_What the task requires_. The records below must be duplicated exactly, character for character.

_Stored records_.

§

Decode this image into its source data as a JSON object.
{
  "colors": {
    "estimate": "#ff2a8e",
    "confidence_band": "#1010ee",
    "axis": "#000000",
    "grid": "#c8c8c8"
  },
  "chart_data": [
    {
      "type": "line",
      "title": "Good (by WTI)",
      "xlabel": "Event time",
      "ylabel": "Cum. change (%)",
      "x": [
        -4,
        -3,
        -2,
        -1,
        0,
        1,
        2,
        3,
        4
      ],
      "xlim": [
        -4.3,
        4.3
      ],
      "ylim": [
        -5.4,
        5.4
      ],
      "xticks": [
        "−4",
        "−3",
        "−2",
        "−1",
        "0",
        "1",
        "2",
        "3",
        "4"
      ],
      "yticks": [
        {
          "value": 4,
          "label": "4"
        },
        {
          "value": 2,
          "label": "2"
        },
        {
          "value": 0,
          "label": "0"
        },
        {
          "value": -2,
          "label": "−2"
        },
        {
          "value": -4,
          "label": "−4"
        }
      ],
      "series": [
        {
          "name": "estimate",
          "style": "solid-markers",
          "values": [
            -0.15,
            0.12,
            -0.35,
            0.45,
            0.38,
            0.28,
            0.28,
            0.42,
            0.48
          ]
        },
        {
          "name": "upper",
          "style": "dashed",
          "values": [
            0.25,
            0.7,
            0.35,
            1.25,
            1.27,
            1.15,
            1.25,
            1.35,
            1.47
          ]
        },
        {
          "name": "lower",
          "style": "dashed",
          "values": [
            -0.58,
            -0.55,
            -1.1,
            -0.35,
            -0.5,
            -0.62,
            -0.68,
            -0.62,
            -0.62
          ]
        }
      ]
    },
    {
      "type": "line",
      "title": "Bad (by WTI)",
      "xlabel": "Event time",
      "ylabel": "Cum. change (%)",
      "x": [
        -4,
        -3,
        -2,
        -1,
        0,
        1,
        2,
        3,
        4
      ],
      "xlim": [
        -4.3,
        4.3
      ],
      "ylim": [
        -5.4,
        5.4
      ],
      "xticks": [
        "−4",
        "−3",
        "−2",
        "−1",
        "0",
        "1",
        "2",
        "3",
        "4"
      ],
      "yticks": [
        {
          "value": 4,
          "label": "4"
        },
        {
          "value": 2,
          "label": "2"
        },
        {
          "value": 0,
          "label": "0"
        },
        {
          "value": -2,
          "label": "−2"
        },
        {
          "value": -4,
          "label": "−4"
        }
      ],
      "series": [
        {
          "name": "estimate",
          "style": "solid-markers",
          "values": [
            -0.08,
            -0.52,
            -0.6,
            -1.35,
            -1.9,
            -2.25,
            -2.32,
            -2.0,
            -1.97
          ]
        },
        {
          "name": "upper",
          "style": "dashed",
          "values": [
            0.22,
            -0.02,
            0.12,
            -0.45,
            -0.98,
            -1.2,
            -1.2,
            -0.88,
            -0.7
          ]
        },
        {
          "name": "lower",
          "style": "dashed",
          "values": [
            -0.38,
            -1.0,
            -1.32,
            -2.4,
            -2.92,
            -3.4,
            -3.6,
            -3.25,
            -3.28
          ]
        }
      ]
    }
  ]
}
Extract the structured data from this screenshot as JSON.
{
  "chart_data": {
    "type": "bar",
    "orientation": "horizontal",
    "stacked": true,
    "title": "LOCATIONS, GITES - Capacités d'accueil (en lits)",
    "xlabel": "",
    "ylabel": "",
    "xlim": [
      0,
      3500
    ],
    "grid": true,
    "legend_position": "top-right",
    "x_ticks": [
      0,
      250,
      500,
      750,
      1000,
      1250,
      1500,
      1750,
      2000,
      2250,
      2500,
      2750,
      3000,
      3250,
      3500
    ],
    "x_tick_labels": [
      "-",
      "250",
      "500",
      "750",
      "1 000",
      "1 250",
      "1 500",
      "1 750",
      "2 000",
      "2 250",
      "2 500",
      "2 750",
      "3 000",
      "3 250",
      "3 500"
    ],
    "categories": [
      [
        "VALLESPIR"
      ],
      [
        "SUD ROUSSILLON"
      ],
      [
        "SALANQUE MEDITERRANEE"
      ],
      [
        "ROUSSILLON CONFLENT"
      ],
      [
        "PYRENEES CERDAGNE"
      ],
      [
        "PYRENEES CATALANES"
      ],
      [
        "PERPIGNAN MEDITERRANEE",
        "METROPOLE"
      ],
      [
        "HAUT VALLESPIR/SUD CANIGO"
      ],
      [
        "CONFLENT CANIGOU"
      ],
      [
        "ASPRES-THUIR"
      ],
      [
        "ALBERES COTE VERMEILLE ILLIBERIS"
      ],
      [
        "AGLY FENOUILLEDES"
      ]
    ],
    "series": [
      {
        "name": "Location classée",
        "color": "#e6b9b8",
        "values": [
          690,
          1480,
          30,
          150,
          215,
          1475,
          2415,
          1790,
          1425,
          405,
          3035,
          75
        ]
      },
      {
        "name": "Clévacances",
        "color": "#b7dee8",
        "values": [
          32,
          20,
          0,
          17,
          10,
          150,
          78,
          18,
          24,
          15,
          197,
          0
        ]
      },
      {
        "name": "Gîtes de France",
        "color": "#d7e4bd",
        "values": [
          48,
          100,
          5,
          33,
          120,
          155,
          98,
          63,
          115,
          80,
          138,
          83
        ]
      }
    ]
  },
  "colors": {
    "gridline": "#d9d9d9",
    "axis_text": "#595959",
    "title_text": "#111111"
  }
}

§

_The answer_.
Decode this image into its source data as a JSON object.
{
  "colors": {
    "estimate": "#ff2a8e",
    "confidence_band": "#1010ee",
    "axis": "#000000",
    "grid": "#c8c8c8"
  },
  "chart_data": [
    {
      "type": "line",
      "title": "Good (by WTI)",
      "xlabel": "Event time",
      "ylabel": "Cum. change (%)",
      "x": [
        -4,
        -3,
        -2,
        -1,
        0,
        1,
        2,
        3,
        4
      ],
      "xlim": [
        -4.3,
        4.3
      ],
      "ylim": [
        -5.4,
        5.4
      ],
      "xticks": [
        "−4",
        "−3",
        "−2",
        "−1",
        "0",
        "1",
        "2",
        "3",
        "4"
      ],
      "yticks": [
        {
          "value": 4,
          "label": "4"
        },
        {
          "value": 2,
          "label": "2"
        },
        {
          "value": 0,
          "label": "0"
        },
        {
          "value": -2,
          "label": "−2"
        },
        {
          "value": -4,
          "label": "−4"
        }
      ],
      "series": [
        {
          "name": "estimate",
          "style": "solid-markers",
          "values": [
            -0.15,
            0.12,
            -0.35,
            0.45,
            0.38,
            0.28,
            0.28,
            0.42,
            0.48
          ]
        },
        {
          "name": "upper",
          "style": "dashed",
          "values": [
            0.25,
            0.7,
            0.35,
            1.25,
            1.27,
            1.15,
            1.25,
            1.35,
            1.47
          ]
        },
        {
          "name": "lower",
          "style": "dashed",
          "values": [
            -0.58,
            -0.55,
            -1.1,
            -0.35,
            -0.5,
            -0.62,
            -0.68,
            -0.62,
            -0.62
          ]
        }
      ]
    },
    {
      "type": "line",
      "title": "Bad (by WTI)",
      "xlabel": "Event time",
      "ylabel": "Cum. change (%)",
      "x": [
        -4,
        -3,
        -2,
        -1,
        0,
        1,
        2,
        3,
        4
      ],
      "xlim": [
        -4.3,
        4.3
      ],
      "ylim": [
        -5.4,
        5.4
      ],
      "xticks": [
        "−4",
        "−3",
        "−2",
        "−1",
        "0",
        "1",
        "2",
        "3",
        "4"
      ],
      "yticks": [
        {
          "value": 4,
          "label": "4"
        },
        {
          "value": 2,
          "label": "2"
        },
        {
          "value": 0,
          "label": "0"
        },
        {
          "value": -2,
          "label": "−2"
        },
        {
          "value": -4,
          "label": "−4"
        }
      ],
      "series": [
        {
          "name": "estimate",
          "style": "solid-markers",
          "values": [
            -0.08,
            -0.52,
            -0.6,
            -1.35,
            -1.9,
            -2.25,
            -2.32,
            -2.0,
            -1.97
          ]
        },
        {
          "name": "upper",
          "style": "dashed",
          "values": [
            0.22,
            -0.02,
            0.12,
            -0.45,
            -0.98,
            -1.2,
            -1.2,
            -0.88,
            -0.7
          ]
        },
        {
          "name": "lower",
          "style": "dashed",
          "values": [
            -0.38,
            -1.0,
            -1.32,
            -2.4,
            -2.92,
            -3.4,
            -3.6,
            -3.25,
            -3.28
          ]
        }
      ]
    }
  ]
}
Extract the structured data from this screenshot as JSON.
{
  "chart_data": {
    "type": "bar",
    "orientation": "horizontal",
    "stacked": true,
    "title": "LOCATIONS, GITES - Capacités d'accueil (en lits)",
    "xlabel": "",
    "ylabel": "",
    "xlim": [
      0,
      3500
    ],
    "grid": true,
    "legend_position": "top-right",
    "x_ticks": [
      0,
      250,
      500,
      750,
      1000,
      1250,
      1500,
      1750,
      2000,
      2250,
      2500,
      2750,
      3000,
      3250,
      3500
    ],
    "x_tick_labels": [
      "-",
      "250",
      "500",
      "750",
      "1 000",
      "1 250",
      "1 500",
      "1 750",
      "2 000",
      "2 250",
      "2 500",
      "2 750",
      "3 000",
      "3 250",
      "3 500"
    ],
    "categories": [
      [
        "VALLESPIR"
      ],
      [
        "SUD ROUSSILLON"
      ],
      [
        "SALANQUE MEDITERRANEE"
      ],
      [
        "ROUSSILLON CONFLENT"
      ],
      [
        "PYRENEES CERDAGNE"
      ],
      [
        "PYRENEES CATALANES"
      ],
      [
        "PERPIGNAN MEDITERRANEE",
        "METROPOLE"
      ],
      [
        "HAUT VALLESPIR/SUD CANIGO"
      ],
      [
        "CONFLENT CANIGOU"
      ],
      [
        "ASPRES-THUIR"
      ],
      [
        "ALBERES COTE VERMEILLE ILLIBERIS"
      ],
      [
        "AGLY FENOUILLEDES"
      ]
    ],
    "series": [
      {
        "name": "Location classée",
        "color": "#e6b9b8",
        "values": [
          690,
          1480,
          30,
          150,
          215,
          1475,
          2415,
          1790,
          1425,
          405,
          3035,
          75
        ]
      },
      {
        "name": "Clévacances",
        "color": "#b7dee8",
        "values": [
          32,
          20,
          0,
          17,
          10,
          150,
          78,
          18,
          24,
          15,
          197,
          0
        ]
      },
      {
        "name": "Gîtes de France",
        "color": "#d7e4bd",
        "values": [
          48,
          100,
          5,
          33,
          120,
          155,
          98,
          63,
          115,
          80,
          138,
          83
        ]
      }
    ]
  },
  "colors": {
    "gridline": "#d9d9d9",
    "axis_text": "#595959",
    "title_text": "#111111"
  }
}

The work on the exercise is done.